Your task ->
Among the lines listed below, count those that include the string "name", and state only the count.

Data section ->
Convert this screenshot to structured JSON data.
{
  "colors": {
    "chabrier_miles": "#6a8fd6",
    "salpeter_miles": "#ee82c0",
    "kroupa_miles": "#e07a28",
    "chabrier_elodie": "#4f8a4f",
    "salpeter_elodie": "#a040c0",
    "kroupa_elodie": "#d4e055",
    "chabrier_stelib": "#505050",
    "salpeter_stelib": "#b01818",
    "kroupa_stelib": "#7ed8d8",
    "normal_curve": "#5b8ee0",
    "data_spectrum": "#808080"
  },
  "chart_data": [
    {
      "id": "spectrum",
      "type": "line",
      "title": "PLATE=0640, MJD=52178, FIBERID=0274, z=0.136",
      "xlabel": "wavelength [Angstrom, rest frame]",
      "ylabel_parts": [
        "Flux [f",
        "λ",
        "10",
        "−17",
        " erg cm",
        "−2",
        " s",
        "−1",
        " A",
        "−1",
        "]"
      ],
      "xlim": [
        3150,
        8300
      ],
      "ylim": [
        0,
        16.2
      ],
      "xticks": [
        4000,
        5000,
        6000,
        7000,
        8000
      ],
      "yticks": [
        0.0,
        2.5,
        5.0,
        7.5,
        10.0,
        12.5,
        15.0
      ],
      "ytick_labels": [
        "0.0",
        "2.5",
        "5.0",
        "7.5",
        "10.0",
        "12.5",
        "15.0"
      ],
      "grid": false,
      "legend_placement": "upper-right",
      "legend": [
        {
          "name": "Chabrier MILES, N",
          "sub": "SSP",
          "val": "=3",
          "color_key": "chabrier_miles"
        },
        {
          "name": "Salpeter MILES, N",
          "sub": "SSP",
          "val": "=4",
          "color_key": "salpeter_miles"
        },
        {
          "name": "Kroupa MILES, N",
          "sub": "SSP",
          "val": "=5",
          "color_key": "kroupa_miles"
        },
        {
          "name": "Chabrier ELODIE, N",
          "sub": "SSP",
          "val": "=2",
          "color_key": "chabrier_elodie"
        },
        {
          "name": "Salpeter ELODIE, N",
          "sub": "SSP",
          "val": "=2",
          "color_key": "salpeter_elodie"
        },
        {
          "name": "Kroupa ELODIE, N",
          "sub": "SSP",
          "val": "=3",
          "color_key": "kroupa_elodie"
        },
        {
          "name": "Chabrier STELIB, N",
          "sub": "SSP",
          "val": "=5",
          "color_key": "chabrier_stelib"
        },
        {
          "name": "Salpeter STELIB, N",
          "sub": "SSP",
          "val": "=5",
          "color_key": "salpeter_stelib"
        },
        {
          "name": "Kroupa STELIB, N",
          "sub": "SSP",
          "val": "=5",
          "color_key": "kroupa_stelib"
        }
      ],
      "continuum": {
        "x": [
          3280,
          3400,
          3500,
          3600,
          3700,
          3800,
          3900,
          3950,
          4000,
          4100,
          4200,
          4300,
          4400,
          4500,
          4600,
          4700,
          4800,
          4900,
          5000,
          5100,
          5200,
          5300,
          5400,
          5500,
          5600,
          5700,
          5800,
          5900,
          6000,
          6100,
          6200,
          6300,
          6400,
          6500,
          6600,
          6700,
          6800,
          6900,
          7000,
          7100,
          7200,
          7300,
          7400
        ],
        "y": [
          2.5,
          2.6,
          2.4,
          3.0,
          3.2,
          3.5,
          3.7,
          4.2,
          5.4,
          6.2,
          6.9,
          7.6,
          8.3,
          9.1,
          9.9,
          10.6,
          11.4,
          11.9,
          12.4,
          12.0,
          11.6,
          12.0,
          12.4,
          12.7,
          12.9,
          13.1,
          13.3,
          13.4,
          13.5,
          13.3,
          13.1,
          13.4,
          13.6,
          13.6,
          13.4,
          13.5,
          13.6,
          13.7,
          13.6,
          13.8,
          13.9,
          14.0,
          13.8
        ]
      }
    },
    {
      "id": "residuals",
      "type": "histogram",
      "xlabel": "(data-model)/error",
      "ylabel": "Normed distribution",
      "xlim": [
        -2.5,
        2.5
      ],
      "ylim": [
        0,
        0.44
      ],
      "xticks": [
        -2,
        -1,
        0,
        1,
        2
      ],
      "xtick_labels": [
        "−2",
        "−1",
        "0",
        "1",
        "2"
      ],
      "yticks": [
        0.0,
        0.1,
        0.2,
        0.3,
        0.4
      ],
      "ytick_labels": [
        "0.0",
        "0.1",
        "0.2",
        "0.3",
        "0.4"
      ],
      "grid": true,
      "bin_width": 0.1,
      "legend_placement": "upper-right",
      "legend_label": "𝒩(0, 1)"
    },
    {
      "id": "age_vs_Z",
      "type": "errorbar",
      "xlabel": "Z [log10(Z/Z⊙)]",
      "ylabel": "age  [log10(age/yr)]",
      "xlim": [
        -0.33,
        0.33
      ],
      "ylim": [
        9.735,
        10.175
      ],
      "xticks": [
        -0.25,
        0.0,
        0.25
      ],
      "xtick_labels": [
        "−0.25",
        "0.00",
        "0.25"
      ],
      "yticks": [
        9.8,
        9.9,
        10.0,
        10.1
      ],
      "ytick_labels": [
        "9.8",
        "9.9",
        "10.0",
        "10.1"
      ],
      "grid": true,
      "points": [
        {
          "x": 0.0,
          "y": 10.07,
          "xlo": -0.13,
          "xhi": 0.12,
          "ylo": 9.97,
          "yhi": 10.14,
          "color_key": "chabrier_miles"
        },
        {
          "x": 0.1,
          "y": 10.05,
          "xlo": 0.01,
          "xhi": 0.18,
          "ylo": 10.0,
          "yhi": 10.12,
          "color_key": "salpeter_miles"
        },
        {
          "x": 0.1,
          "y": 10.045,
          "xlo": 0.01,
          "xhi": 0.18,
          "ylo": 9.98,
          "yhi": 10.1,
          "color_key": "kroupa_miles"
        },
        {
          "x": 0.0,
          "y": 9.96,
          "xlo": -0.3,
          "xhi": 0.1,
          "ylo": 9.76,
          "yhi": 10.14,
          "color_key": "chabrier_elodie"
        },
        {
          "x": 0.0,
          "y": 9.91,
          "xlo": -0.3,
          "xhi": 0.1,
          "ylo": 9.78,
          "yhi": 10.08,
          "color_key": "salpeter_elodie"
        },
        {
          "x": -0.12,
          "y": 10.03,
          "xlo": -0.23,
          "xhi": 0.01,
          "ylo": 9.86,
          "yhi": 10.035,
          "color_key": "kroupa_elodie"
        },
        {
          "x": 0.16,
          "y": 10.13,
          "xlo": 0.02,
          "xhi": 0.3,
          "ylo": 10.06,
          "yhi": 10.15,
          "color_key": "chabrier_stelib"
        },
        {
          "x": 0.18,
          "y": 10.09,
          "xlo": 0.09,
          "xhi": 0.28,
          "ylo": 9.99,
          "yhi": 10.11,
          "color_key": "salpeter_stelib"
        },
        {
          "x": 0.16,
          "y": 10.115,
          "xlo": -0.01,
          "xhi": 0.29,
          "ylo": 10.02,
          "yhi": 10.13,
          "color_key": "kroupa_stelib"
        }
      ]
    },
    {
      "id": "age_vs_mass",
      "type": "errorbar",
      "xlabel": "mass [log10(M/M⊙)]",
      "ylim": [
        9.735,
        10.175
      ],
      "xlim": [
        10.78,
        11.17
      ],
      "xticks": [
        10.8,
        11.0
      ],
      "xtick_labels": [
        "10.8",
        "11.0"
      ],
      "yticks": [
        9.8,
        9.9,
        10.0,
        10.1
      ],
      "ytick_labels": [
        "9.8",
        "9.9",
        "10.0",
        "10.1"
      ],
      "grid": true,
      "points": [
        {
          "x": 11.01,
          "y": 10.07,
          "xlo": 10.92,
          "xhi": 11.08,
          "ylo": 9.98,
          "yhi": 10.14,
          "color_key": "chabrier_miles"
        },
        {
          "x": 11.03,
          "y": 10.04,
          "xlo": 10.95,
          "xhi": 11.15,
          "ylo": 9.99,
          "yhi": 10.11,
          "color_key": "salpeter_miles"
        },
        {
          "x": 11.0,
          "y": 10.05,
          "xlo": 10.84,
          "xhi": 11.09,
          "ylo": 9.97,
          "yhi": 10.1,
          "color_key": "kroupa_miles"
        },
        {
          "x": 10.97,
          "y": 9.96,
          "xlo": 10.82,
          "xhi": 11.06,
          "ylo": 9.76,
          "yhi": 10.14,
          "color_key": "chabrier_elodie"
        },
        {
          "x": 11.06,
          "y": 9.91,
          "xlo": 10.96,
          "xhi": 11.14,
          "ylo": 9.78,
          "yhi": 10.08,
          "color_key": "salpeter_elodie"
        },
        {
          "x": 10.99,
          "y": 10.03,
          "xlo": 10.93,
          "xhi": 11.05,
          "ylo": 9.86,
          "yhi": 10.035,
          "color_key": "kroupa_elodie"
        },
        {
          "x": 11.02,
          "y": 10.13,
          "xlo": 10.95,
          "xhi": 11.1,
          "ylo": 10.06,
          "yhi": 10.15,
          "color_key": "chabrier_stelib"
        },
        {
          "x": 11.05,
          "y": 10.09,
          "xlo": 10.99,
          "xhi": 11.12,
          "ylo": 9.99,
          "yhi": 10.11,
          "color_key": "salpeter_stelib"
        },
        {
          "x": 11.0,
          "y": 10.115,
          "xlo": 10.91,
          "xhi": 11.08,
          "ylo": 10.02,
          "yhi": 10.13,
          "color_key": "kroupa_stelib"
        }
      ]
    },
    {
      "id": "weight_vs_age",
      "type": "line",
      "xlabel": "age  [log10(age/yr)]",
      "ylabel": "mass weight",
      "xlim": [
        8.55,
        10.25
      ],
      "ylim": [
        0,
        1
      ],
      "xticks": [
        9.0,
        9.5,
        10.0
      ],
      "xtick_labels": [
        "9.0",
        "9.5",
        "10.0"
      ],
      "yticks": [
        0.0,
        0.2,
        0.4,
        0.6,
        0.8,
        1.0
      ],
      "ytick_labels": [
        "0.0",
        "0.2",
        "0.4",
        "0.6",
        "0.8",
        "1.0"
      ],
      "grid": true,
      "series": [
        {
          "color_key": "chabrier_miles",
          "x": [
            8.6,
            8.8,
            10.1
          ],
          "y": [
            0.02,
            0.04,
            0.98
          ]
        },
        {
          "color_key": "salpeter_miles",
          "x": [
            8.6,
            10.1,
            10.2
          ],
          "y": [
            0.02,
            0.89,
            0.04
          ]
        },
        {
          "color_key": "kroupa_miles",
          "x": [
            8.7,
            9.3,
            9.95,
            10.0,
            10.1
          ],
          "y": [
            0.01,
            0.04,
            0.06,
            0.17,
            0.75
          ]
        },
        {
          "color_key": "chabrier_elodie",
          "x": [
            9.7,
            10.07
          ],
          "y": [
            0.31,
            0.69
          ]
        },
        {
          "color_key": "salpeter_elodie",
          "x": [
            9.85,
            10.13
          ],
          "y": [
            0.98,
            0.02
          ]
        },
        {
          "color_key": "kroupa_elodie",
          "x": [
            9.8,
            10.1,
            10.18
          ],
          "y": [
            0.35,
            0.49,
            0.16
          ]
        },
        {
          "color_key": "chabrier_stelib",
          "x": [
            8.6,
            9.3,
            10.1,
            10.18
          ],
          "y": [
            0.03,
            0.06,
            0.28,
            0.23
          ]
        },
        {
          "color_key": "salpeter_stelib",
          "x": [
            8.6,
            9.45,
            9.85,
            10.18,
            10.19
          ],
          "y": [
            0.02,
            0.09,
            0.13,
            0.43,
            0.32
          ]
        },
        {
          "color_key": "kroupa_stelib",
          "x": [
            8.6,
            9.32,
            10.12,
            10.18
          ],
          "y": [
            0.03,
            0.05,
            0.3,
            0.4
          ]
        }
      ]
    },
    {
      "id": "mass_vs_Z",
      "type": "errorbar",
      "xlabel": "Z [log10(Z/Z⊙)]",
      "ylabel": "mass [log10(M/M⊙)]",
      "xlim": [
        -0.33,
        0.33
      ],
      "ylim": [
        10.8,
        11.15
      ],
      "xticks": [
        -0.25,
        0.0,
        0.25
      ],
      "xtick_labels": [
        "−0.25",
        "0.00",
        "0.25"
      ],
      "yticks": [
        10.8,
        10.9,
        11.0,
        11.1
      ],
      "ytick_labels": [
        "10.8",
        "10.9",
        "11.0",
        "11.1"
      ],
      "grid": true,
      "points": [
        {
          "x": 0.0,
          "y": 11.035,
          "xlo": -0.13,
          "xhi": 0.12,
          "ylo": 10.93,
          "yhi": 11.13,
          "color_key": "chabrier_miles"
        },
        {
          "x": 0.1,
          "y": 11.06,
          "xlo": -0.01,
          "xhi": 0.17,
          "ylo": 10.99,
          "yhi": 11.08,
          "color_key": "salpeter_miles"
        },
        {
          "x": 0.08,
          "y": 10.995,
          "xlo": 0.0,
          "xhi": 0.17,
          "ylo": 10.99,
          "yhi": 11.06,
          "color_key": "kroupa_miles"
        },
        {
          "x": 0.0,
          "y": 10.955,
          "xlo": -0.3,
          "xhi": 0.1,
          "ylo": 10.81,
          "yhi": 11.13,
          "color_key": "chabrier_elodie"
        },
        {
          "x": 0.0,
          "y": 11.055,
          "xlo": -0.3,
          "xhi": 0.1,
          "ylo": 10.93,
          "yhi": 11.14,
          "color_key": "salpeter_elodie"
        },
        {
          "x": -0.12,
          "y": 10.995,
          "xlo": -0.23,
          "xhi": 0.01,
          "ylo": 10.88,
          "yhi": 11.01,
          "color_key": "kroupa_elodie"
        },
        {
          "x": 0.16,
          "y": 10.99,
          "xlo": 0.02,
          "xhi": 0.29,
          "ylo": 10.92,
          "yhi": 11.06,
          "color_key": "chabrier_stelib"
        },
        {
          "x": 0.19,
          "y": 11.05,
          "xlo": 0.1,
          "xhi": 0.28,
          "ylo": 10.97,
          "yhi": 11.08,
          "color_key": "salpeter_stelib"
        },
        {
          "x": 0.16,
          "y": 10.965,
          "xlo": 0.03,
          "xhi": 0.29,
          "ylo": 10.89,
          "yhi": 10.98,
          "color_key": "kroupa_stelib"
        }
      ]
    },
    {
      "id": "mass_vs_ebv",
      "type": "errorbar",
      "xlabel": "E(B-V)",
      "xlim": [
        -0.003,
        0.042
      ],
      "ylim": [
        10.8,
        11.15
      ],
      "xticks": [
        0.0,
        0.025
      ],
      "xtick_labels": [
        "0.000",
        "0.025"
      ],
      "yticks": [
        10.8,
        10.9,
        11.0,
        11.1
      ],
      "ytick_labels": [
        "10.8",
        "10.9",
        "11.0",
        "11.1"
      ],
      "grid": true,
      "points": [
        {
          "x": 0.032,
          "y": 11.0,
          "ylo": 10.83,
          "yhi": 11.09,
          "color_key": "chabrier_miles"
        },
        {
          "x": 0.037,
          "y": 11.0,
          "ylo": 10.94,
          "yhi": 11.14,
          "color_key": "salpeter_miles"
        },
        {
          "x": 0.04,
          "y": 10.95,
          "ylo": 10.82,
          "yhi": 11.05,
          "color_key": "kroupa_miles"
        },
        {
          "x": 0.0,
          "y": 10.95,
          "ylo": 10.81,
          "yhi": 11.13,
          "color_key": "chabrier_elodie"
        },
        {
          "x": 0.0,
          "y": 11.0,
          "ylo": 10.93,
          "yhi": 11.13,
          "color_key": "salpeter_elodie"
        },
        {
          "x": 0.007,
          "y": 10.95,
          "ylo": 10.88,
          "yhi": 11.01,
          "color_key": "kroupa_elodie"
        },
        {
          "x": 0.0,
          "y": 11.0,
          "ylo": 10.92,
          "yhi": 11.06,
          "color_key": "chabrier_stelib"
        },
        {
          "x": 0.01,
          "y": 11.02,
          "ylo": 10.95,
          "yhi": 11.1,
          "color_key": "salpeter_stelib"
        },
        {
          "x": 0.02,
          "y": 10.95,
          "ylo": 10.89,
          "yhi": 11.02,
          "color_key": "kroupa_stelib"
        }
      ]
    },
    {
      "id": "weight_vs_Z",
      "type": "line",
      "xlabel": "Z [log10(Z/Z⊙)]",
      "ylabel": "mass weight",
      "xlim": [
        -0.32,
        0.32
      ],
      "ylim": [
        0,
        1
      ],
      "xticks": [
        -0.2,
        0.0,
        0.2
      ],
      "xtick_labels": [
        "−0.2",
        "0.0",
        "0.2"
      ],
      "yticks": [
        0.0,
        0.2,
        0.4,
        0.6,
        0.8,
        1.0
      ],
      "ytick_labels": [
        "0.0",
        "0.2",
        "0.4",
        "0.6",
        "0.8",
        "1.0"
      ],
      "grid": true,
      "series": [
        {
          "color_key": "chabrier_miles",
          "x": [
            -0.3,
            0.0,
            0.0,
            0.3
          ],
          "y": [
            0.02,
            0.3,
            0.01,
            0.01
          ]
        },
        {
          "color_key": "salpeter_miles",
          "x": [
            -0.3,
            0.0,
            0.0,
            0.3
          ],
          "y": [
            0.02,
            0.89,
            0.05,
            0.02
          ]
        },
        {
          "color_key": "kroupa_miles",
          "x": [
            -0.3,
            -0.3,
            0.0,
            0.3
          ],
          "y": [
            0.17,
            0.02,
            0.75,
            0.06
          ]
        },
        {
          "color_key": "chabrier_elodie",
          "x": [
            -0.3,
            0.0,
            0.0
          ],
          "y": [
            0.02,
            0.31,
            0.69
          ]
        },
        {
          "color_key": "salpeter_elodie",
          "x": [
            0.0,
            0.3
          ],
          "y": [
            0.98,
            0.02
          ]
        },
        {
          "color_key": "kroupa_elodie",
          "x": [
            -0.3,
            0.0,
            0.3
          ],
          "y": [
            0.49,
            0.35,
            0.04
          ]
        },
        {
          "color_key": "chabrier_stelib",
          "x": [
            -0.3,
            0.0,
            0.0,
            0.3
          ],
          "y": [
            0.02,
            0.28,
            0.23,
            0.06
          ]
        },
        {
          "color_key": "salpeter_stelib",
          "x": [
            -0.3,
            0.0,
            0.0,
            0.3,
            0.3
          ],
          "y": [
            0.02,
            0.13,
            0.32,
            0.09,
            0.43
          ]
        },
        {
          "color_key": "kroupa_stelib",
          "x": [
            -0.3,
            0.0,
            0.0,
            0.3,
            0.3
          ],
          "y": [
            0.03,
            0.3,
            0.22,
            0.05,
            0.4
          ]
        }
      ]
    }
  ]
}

Solution for this exercise ->
9